▶ [The data]
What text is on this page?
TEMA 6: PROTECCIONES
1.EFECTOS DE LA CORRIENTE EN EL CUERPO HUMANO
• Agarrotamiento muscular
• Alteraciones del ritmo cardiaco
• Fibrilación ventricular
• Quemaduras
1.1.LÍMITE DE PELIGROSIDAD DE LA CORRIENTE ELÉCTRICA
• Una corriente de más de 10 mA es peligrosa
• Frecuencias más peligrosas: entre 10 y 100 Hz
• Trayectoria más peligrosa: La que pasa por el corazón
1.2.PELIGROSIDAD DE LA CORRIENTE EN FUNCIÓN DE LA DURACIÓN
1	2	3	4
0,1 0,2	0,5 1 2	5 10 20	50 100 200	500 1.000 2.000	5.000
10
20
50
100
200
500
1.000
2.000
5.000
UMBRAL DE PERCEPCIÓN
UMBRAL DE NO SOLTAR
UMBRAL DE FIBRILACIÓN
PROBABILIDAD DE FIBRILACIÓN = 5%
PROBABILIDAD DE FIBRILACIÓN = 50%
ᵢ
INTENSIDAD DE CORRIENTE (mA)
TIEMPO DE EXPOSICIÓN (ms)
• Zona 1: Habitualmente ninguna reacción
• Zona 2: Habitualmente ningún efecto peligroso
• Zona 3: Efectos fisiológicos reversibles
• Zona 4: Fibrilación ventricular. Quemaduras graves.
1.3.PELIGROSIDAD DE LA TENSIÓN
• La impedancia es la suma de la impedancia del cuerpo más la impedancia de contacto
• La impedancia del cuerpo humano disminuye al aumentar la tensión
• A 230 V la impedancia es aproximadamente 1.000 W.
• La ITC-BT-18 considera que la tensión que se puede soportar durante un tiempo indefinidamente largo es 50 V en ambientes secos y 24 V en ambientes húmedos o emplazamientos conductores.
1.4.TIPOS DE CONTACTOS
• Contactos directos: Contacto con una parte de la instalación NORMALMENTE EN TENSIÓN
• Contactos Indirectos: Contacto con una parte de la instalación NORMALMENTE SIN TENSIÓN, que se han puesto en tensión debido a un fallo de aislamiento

▶ [Work to be completed]
Say how many lines in the records hold "impedancia", with the number as the whole reply.

▶ [Solution]
3